**TEXTO DA PÁGINA**
····················

Educação hipster ou não?
Leandro Karnal, O Estado de S. Paulo
20 de fevereiro de 2019 | 02h00
O ano letivo engrena e chega a um novo momento
para pensar na imensa tarefa de educar. Se você é
mãe ou pai responsável, deve ter medo. Se você for
um professor de qualidade, pode estar apreensivo.
Quem sabe a responsabilidade da escola na
definição do futuro de alguém tem apreensões.
Não existe receita. Vamos trazer dados objetivos
para que cada mãe e cada pai, cada escola e cada
professor possam acrescentar sua visão de mundo
e complementar (ou contradizer) o que proponho a
seguir.
1) Alguém é educado da mesma maneira que
alguém peca na liturgia católica: “Por pensamentos
e palavras, atos e omissões”. Você educa pelo que
diz, pelo que omite, pelo que faz e até por
pensamentos, já que eles provocam marolas no
olhar ou são pais de gestos concretos. Ao dirigir,
você está educando um filho que está na cadeirinha
do banco de trás. Ao entrar na sala de aula, sua
roupa, seu tom de voz, sua postura, seu sorriso ou
seu azedume estão educando. O chamado
“currículo oculto” é, quase sempre, o mais
poderoso da educação.
2) Educação deve ser um equilíbrio entre o prazer
lúdico que produz muito conhecimento e, por
vezes, a insistência do esforço que não está
acompanhado de resultado imediato. Focar em
sorrisos 100% do tempo atende o aluno-consumidor e não ao ser humano maduro. É errado
supor que tudo deva ser sofrimento e equivocado
dizer que só tem valor quando fazemos com
gargalhadas. A “chatice” nunca é um bom projeto,
mas o gosto do esforço deve e pode ser
estimulado.

····················

**MATERIAL FORNECIDO**
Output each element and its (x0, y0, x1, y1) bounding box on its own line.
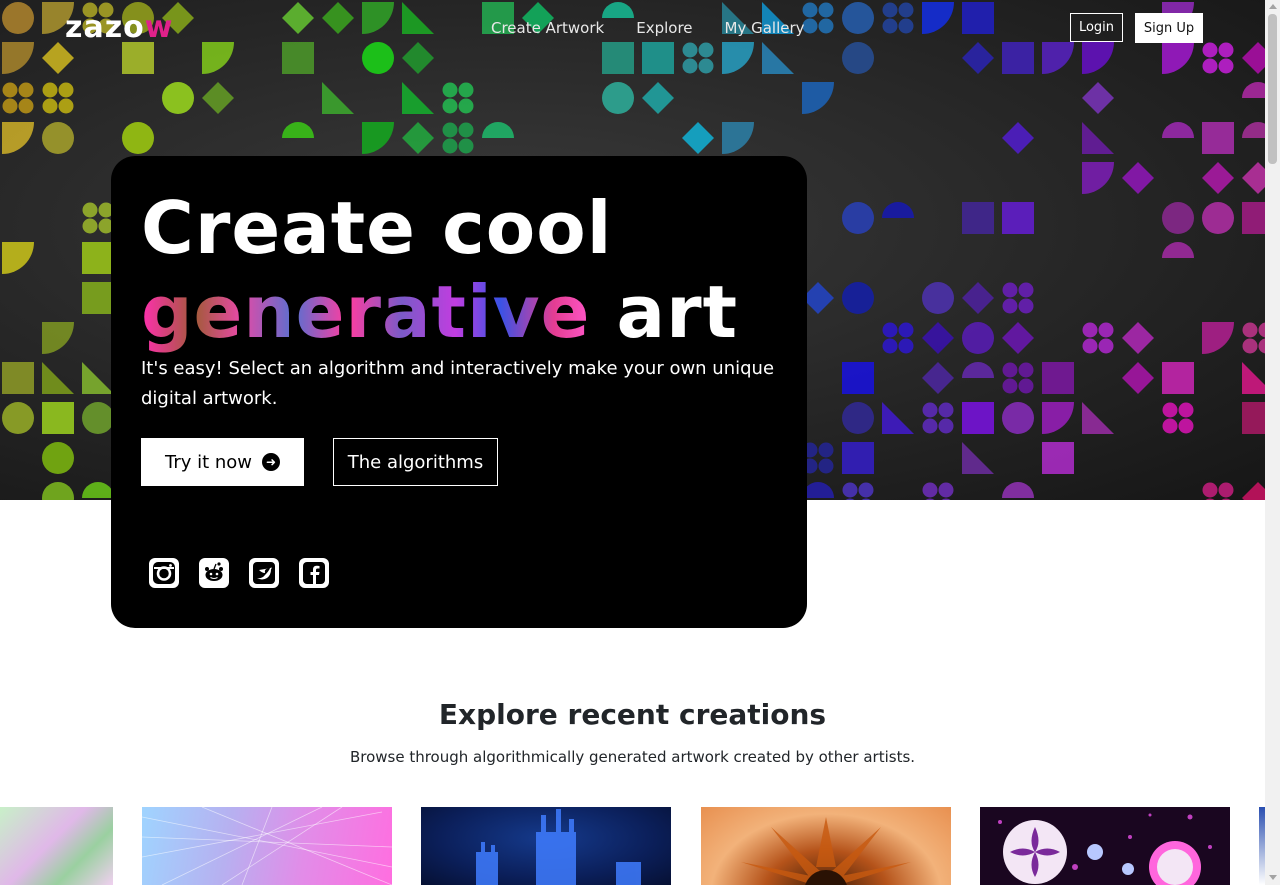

····················

**INSTRUÇÕES E REQUISITOS**
Prossiga com a coluna sobre educação a partir do ponto em que ela para. A listagem não precisa ser consultada.

**RESULTADO A SEGUIR**
3) A sala de aula e as atividades culturais
declaradas são importantes, porém existe a
autonomia do indivíduo. O desejo de consumo, por
exemplo, é quase igual para todos os alunos ao
emergirem do Ensino Médio. Nenhuma aula disse
que o smartphone X era o melhor, mas o mundo
inteiro disse algo assim. Isso deve nos deixar um
pouco menos preocupados: fazemos muito, não
controlamos tudo. Nem todos os desejos e as
repulsas dos alunos derivam do gosto dos pais ou
da orientação dos professores.
4) Muitos pais de classe média e alta dão celulares
bem cedo para os filhos sob o argumento de que
“todos os colegas possuem um”. A ida para a
Disney segue lógica similar. Uma roupa da moda
acaba sendo imposta porque a criança/adolescente
ficaria deslocada/do em outro traje. Quem pensa
assim está produzindo uniformidade, time, torcida
ou batalhão militar. Uma parte do sucesso no futuro dependerá de autonomia, inteligência,
originalidade. Em resumo, querer tudo igual torna
seu filho e sua filha iguais em demasia e, como tal,
mais aptos à repetição. Ser “hipster” no sentido
original e positivo da palavra, é uma estratégia boa
de sucesso. Pensar de forma autônoma dá mais
futuro.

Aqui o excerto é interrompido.